Objective:
Only the number is wanted: how many lines contain "Тульской"?

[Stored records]
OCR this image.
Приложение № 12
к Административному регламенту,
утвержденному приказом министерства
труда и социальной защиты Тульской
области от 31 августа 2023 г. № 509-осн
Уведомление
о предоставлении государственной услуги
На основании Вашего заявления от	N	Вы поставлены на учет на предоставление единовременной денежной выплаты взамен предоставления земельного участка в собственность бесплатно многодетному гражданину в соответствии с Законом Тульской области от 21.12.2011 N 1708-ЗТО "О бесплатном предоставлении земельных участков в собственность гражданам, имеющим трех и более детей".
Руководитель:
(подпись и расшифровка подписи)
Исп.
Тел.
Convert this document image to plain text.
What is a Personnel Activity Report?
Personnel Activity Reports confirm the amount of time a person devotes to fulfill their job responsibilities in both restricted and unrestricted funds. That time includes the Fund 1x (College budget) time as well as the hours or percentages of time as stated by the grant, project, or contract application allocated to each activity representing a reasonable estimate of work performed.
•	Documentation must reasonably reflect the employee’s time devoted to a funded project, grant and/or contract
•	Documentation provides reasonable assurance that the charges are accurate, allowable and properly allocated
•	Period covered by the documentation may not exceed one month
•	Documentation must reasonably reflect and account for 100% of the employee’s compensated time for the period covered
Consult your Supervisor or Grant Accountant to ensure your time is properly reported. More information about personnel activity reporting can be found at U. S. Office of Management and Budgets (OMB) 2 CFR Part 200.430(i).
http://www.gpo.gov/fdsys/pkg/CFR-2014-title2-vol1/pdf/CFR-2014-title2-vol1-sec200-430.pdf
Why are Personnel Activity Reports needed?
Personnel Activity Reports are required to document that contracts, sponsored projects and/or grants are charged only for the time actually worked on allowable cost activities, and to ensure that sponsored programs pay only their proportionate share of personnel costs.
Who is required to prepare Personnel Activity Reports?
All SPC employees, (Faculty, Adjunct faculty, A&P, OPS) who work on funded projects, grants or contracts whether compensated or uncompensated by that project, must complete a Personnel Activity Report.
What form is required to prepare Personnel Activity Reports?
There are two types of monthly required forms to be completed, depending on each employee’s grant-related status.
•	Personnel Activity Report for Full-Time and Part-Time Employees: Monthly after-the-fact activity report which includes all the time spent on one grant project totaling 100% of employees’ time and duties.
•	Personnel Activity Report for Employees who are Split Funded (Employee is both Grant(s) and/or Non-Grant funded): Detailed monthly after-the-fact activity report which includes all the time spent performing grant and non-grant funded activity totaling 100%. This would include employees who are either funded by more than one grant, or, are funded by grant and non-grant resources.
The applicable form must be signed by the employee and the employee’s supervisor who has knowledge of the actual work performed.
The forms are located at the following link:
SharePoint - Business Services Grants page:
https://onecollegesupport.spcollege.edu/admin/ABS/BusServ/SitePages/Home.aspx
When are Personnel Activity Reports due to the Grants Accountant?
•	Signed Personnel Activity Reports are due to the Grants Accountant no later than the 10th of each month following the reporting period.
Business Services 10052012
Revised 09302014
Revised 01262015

Answer to this problem:
2